» Text to read
——
The vertical beams and horizontal mullions frame a grid of rectangular panels. Charles and Ray extensively researched the materials used in these panels. As built, the panels are made of materials such as glass, aluminum, stucco, asbestos, or Cemesto. Due to decay, some of the original Cemesto panels have been replaced with similar-looking materials or plywood. Panels may be filled with a single rectangular material or subdivided into smaller panels made of multiple materials. Each panel may be subdivided horizontally into two courses and vertically into up to six or seven sub-bays. Some of the larger stucco panels are two bays wide.

The panels are in different colors, including red, blue, black, white, and beige. Charles intended for the colors to function visually as structural elements, contrasting with the gray frame. The colored panels were also intended to signify the activities taking place inside, and the grayscale panels in particular were intended to complement the eucalyptus trees facing the house. The Eameses used department-store paint from Sears, Roebuck and Company so the colors could be changed if the Eameses did not like them, though in practice, the panels were seldom repainted.

====Doors, windows, and roof====
The front door is in the northern half of the residence pavilion's eastern elevation and was intentionally kept nondescript. This door has five translucent panels and is topped by two gold Cemesto panels. There is a ceramic bell to the right, which is sometimes attributed to Maria Martinez. Both pavilions have additional sliding doors on their north and south elevations. These sliding doors were intended to integrate the interior and exterior spaces, and they also provide cross-ventilation. Next to the studio pavilion's northern elevation is a carport, which can fit one car and has a canvas awning on a metal frame.

The windows are arranged irregularly to maximize views of the surrounding landscape. The residence and studio both have fixed and movable casement windows. Transparent or translucent windows and doors are present in large quantities on all except the western elevations. The studio has wire-reinforced glass interspersed with transparent panels. Translucent Factrolite panels are installed at the entrance, bathrooms, and dining room. On the pavilions' western elevations are casement windows abutting the two-story sections, and windowless walls abutting the double-height one-story spaces. The western elevations are shielded by awnings and have a greater quantity of opaque panels than the other elevations, along with mechanical equipment. All windows are embedded into the metal grid, in contrast to contemporary glass-clad houses by Mies and Philip Johnson, where the architects wanted to create the illusion of blended interior and exterior spaces.

The roofs of both pavilions use steel decking, similar to materials used inside. Except above the bathrooms, the roof deck is made of Ferroboard steel panels supported by joists, which measure 12 in thick. The roof surface is covered in white gravel. Each roof has a curb at its perimeter, which drains out onto gutters on the western elevation.
——
» Directive
In the text about the house's panels, doors, windows and roofs, where did the Eameses get the paint for the panels?
——
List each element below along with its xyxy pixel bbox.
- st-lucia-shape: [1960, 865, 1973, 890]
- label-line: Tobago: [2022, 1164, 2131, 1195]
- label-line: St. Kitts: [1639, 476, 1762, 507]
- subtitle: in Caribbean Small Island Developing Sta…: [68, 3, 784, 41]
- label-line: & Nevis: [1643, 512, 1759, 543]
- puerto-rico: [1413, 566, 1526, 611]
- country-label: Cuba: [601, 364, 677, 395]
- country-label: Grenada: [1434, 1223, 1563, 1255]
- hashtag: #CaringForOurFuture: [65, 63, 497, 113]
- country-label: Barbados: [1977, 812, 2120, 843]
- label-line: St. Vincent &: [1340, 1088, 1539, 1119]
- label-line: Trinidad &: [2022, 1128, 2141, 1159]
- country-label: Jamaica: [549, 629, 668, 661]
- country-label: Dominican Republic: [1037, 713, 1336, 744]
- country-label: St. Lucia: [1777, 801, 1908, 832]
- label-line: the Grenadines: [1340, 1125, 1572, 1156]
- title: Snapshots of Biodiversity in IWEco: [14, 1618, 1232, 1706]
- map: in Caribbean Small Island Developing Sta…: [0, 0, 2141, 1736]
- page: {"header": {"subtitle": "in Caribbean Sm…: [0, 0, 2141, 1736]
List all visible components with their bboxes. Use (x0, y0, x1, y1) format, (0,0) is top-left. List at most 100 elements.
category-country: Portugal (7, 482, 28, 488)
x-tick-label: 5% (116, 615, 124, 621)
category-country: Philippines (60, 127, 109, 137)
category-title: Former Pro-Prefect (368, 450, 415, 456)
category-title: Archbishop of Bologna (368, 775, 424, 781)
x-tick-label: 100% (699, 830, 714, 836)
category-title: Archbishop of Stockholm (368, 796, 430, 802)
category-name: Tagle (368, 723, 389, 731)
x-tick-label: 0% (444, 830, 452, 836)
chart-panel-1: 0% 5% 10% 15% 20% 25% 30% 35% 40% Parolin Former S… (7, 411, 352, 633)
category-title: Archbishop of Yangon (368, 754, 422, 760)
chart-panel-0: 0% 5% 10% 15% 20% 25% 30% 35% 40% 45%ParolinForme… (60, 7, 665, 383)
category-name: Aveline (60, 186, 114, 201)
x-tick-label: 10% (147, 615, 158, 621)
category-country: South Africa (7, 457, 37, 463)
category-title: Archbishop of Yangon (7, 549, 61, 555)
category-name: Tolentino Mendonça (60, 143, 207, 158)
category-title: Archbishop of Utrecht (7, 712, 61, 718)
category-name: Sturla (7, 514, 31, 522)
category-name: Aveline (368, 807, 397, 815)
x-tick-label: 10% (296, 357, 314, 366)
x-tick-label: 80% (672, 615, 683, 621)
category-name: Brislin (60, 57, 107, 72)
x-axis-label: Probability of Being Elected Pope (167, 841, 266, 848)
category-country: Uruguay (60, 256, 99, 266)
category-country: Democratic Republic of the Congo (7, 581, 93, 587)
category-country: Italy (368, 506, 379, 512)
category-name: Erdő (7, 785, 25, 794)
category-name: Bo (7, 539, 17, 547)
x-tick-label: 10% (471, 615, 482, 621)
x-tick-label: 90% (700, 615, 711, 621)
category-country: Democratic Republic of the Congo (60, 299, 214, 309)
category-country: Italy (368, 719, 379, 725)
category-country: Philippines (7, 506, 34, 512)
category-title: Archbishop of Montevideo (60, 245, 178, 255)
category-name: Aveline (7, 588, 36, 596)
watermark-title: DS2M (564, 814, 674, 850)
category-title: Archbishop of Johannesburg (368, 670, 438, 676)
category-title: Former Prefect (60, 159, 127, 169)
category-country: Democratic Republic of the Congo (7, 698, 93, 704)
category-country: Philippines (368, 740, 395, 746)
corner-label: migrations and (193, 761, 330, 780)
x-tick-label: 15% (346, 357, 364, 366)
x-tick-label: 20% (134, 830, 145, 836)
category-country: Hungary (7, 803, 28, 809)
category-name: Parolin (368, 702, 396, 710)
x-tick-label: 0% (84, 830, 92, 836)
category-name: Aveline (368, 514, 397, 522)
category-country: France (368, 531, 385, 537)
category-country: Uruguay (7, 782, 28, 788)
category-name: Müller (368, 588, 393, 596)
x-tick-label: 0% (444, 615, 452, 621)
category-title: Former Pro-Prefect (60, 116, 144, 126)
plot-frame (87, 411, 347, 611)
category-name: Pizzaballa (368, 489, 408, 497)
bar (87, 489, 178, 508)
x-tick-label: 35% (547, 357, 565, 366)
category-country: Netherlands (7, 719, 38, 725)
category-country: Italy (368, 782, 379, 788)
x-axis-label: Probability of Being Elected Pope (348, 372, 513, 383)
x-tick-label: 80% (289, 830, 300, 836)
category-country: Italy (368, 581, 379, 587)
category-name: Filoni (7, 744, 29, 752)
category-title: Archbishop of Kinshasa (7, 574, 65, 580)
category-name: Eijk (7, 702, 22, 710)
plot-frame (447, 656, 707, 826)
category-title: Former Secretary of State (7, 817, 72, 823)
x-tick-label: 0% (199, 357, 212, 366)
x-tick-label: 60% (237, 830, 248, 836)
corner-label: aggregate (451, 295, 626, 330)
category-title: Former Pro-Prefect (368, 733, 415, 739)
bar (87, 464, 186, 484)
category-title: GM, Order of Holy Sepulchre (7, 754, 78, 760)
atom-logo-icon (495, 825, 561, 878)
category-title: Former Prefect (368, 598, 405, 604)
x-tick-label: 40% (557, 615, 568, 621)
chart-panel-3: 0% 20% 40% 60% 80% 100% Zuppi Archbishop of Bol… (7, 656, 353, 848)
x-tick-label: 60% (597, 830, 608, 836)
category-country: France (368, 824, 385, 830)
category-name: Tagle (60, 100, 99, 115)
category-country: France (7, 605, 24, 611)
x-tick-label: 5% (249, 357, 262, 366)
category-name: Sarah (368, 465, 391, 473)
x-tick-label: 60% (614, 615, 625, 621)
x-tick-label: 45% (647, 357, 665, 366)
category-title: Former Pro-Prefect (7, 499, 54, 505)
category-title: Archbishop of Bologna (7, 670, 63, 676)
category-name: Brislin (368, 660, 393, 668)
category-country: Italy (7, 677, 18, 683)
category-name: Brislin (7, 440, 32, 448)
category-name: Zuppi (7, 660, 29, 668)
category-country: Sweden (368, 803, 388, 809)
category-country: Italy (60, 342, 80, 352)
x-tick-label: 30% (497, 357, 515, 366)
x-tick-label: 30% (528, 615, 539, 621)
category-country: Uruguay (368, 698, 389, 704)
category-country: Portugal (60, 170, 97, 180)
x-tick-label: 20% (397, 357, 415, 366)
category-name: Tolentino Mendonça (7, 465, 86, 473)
——
» Response
They used department-store paint from Sears, Roebuck and Company.